> [DIRECTIONS FOR THIS TASK]: Present every line in which the string "margin" appears.

> [Dataset listings of figures]:

+ + +

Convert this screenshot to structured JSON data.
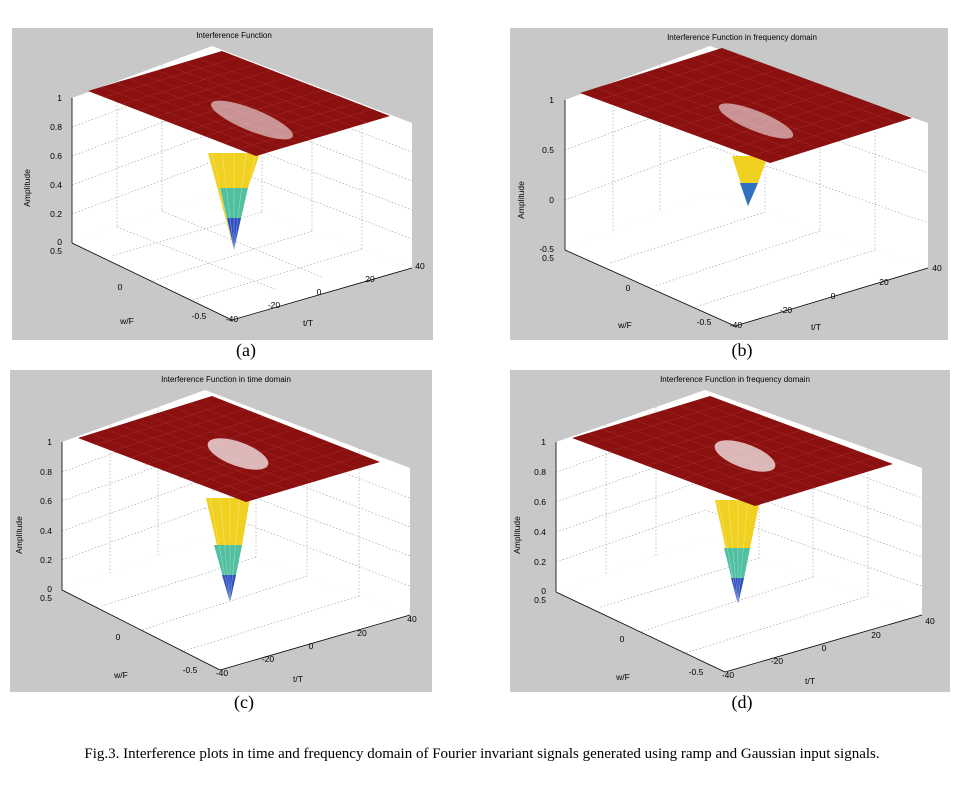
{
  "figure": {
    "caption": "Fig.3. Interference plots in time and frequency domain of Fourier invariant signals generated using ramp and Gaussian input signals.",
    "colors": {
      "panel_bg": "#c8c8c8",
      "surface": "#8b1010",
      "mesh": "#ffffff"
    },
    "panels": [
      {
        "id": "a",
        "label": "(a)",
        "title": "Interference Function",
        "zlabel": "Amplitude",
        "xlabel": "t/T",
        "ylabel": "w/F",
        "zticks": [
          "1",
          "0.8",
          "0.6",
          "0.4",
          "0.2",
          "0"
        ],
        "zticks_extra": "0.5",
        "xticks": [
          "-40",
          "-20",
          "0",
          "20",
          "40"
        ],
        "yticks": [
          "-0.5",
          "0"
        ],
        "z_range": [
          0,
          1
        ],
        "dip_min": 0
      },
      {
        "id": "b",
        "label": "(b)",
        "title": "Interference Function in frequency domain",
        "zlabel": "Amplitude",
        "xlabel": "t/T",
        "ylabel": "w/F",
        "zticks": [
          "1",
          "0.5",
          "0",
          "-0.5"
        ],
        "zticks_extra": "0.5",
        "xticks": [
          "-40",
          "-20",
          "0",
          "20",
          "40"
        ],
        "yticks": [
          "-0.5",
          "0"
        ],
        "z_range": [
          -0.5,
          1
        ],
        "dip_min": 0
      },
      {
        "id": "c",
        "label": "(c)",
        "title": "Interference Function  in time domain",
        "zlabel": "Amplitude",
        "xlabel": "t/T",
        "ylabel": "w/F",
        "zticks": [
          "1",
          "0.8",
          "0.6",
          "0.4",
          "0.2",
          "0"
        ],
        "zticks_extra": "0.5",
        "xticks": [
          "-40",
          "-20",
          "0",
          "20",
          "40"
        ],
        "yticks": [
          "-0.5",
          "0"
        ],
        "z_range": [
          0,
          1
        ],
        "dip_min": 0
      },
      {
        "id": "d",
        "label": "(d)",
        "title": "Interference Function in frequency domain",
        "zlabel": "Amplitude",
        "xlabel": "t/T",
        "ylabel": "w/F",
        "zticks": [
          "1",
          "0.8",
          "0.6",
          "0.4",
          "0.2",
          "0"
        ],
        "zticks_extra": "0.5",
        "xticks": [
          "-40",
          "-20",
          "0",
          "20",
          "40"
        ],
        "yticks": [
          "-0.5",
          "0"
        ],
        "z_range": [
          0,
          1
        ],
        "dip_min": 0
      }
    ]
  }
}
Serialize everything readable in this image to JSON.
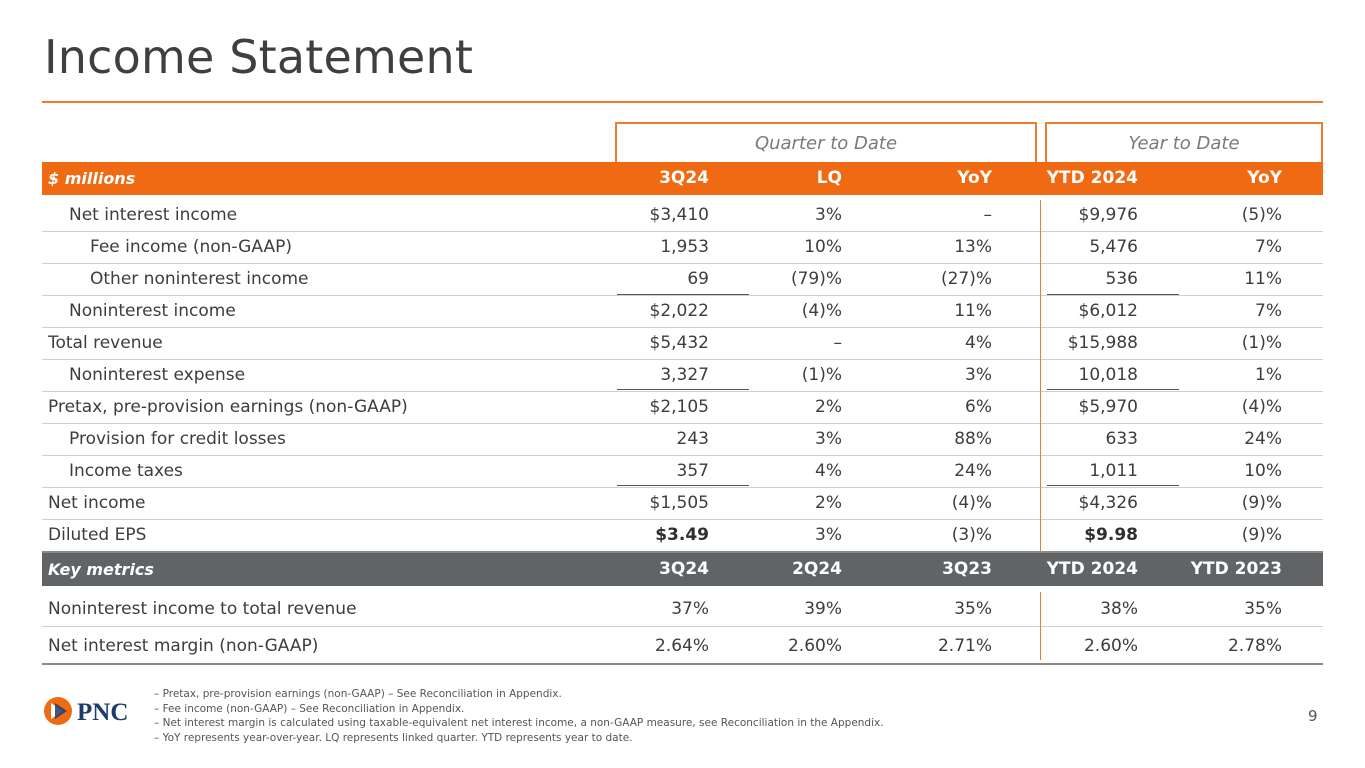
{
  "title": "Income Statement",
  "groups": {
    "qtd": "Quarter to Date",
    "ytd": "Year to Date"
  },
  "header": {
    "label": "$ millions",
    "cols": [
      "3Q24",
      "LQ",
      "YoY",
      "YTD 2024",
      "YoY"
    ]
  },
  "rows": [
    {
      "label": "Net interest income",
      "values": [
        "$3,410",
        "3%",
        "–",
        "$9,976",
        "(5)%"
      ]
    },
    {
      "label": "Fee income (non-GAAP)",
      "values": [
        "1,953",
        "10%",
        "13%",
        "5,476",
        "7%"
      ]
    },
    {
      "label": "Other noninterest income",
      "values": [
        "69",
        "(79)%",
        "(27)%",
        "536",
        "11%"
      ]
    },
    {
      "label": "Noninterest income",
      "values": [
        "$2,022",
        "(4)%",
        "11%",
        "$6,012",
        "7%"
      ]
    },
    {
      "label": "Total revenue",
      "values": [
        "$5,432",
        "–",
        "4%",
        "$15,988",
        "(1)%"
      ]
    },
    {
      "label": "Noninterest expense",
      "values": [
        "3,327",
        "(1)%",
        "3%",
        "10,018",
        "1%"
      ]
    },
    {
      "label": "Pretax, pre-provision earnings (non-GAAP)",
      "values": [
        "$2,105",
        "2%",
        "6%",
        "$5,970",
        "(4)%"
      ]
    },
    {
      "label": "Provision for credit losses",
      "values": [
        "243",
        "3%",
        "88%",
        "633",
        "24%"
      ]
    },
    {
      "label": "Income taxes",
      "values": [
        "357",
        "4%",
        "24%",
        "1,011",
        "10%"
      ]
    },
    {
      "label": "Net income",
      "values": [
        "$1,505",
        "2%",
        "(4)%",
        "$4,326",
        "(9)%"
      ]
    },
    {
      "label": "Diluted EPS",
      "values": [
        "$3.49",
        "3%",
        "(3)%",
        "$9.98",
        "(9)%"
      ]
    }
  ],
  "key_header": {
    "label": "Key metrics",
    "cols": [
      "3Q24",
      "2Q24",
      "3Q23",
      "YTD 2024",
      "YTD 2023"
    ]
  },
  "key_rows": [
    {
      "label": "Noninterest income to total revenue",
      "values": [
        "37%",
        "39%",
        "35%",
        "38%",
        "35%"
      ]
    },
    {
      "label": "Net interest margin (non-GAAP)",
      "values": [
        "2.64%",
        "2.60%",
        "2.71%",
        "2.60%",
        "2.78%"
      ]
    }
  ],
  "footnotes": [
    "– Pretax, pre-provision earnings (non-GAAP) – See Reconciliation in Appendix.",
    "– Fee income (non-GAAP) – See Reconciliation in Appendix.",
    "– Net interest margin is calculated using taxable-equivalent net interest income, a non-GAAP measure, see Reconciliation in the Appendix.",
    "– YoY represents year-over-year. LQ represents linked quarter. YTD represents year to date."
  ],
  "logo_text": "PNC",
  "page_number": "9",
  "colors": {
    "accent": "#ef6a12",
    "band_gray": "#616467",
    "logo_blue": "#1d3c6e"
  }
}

+ + +

> [EXERCISE OUTPUT]:
      "label": "Net interest margin (non-GAAP)",
    "– Net interest margin is calculated using taxable-equivalent net interest income, a non-GAAP measure, see Reconciliation in the Appendix.",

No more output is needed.